Short problem – Wherever the string "потребности" appears in the listing, copy that line.

Dataset entries
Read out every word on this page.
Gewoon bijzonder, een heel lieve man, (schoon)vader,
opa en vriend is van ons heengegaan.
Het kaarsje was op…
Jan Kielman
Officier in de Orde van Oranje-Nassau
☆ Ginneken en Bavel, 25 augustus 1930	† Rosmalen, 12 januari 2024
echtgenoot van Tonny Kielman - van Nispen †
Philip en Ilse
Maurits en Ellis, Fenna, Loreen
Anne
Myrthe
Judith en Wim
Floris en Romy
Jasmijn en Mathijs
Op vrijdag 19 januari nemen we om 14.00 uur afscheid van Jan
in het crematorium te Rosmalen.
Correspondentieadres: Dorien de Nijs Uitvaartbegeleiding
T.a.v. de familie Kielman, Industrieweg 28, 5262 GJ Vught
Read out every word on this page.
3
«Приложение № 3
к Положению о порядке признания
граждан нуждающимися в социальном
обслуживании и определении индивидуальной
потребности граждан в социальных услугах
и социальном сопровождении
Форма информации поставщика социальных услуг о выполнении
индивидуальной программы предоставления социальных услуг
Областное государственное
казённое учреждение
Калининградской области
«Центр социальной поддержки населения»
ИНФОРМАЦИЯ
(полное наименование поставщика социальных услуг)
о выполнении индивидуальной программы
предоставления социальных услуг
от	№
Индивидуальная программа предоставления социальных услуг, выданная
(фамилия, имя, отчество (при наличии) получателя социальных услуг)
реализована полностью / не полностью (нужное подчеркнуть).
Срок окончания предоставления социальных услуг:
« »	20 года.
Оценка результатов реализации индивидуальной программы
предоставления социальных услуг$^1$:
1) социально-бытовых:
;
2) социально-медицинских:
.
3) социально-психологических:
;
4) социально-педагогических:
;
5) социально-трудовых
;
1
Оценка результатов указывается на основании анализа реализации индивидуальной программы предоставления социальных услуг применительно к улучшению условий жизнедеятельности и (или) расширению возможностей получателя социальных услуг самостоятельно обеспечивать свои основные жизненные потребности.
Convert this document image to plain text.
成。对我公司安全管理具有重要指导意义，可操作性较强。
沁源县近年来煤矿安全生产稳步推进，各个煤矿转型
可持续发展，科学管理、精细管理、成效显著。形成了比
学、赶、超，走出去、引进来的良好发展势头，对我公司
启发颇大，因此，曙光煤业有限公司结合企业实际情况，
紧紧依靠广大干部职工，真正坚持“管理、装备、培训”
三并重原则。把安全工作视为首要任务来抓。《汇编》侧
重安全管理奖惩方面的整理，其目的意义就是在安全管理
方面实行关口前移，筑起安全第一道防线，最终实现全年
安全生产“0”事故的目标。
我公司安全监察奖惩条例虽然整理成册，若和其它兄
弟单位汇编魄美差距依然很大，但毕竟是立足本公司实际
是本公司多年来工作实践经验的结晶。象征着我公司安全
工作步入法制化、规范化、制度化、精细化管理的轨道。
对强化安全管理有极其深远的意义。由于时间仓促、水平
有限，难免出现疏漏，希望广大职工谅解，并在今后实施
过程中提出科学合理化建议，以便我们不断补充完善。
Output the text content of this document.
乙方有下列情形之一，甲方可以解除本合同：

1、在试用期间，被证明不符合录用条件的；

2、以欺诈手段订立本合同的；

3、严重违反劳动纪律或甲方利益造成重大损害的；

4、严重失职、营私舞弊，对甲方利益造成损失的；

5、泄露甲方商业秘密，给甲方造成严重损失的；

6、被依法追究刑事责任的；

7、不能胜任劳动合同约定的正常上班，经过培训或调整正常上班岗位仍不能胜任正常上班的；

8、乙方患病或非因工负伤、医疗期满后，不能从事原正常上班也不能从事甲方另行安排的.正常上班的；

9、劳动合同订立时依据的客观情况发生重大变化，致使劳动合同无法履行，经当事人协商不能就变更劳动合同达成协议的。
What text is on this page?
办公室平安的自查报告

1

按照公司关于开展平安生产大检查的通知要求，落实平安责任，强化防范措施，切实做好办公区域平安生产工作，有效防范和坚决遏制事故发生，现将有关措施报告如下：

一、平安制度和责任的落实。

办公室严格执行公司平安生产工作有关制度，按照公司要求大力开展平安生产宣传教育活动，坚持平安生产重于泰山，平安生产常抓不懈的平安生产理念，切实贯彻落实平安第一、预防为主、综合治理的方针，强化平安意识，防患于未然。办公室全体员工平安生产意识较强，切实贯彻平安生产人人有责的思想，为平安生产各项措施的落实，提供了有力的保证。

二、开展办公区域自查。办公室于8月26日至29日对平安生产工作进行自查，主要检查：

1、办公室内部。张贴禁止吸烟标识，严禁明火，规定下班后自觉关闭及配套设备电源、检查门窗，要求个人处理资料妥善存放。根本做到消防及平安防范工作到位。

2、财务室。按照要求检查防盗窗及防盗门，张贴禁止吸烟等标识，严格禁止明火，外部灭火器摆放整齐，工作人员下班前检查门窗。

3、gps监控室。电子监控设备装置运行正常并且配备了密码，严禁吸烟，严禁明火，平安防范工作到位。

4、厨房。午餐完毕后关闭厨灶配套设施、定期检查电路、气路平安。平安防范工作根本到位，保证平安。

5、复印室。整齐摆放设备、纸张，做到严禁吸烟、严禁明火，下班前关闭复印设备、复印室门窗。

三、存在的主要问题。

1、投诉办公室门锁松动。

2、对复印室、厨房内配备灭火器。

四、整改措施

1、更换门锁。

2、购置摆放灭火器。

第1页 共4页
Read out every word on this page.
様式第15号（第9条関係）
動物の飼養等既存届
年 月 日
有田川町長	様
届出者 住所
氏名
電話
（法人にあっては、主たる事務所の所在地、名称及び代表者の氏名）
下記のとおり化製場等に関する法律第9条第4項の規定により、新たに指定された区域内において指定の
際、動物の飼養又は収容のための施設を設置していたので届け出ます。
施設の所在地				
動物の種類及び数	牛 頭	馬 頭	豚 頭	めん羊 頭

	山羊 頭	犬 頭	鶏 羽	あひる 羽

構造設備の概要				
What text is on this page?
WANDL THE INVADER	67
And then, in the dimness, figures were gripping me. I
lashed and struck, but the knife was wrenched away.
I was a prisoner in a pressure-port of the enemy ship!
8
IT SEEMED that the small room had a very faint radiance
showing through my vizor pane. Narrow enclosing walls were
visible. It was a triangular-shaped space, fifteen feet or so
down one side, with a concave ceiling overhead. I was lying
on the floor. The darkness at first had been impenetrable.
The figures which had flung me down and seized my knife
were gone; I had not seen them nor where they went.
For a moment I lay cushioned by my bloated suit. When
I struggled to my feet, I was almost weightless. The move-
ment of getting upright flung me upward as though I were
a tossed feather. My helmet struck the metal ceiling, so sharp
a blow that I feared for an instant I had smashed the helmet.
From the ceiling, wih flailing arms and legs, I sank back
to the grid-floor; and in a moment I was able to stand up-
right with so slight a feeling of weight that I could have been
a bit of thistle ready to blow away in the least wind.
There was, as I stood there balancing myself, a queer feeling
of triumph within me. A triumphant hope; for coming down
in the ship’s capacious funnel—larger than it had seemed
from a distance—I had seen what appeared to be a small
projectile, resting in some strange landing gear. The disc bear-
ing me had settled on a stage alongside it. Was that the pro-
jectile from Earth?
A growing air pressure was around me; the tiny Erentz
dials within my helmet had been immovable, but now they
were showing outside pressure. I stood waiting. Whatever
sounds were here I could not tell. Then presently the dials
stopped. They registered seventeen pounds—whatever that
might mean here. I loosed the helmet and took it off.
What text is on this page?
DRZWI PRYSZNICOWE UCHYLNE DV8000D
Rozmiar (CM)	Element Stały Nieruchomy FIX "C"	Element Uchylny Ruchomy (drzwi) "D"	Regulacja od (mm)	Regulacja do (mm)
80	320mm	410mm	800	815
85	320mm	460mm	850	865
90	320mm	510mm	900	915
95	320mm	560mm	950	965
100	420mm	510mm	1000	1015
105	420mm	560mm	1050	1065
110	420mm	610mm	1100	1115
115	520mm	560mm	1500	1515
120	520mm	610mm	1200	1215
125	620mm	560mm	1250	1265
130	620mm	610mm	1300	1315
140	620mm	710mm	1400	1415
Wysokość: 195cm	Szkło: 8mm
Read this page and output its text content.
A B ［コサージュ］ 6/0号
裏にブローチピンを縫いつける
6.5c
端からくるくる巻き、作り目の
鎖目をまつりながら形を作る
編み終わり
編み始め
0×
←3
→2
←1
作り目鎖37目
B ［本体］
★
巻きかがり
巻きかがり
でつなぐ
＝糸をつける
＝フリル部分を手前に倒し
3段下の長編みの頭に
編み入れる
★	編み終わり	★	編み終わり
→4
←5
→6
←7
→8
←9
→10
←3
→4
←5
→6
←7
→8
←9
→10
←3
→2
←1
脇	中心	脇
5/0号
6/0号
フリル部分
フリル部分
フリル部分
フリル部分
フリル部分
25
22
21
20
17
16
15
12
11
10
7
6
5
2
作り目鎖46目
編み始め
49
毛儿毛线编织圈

The solution –
потребности граждан в социальных услугах
Оценка результатов указывается на основании анализа реализации индивидуальной программы предоставления социальных услуг применительно к улучшению условий жизнедеятельности и (или) расширению возможностей получателя социальных услуг самостоятельно обеспечивать свои основные жизненные потребности.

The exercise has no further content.